▸ **Task**:
Copy down all of the data underneath, exactly as shown.

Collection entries
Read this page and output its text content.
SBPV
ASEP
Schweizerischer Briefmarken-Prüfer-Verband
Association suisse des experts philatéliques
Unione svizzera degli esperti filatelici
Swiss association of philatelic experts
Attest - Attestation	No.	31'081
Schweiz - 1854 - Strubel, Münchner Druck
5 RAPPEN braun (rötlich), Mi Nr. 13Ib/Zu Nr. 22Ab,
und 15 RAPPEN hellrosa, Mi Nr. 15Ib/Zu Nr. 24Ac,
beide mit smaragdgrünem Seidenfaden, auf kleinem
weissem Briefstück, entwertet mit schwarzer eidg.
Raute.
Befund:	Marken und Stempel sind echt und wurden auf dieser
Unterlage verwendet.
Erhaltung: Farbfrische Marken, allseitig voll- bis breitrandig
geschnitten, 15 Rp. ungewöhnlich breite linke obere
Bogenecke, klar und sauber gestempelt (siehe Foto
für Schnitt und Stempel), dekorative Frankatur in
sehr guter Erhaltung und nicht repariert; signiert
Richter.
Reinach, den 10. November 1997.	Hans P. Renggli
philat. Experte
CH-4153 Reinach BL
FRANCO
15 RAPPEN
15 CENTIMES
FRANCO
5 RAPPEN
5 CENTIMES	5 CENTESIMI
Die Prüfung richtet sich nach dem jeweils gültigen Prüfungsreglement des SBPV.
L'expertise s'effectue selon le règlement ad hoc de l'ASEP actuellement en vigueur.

▸ **Response to this task**:
Read this page and output its text content.
SBPV
ASEP
Schweizerischer Briefmarken-Prüfer-Verband
Association suisse des experts philatéliques
Unione svizzera degli esperti filatelici
Swiss association of philatelic experts
Attest - Attestation	No.	31'081
Schweiz - 1854 - Strubel, Münchner Druck
5 RAPPEN braun (rötlich), Mi Nr. 13Ib/Zu Nr. 22Ab,
und 15 RAPPEN hellrosa, Mi Nr. 15Ib/Zu Nr. 24Ac,
beide mit smaragdgrünem Seidenfaden, auf kleinem
weissem Briefstück, entwertet mit schwarzer eidg.
Raute.
Befund:	Marken und Stempel sind echt und wurden auf dieser
Unterlage verwendet.
Erhaltung: Farbfrische Marken, allseitig voll- bis breitrandig
geschnitten, 15 Rp. ungewöhnlich breite linke obere
Bogenecke, klar und sauber gestempelt (siehe Foto
für Schnitt und Stempel), dekorative Frankatur in
sehr guter Erhaltung und nicht repariert; signiert
Richter.
Reinach, den 10. November 1997.	Hans P. Renggli
philat. Experte
CH-4153 Reinach BL
FRANCO
15 RAPPEN
15 CENTIMES
FRANCO
5 RAPPEN
5 CENTIMES	5 CENTESIMI
Die Prüfung richtet sich nach dem jeweils gültigen Prüfungsreglement des SBPV.
L'expertise s'effectue selon le règlement ad hoc de l'ASEP actuellement en vigueur.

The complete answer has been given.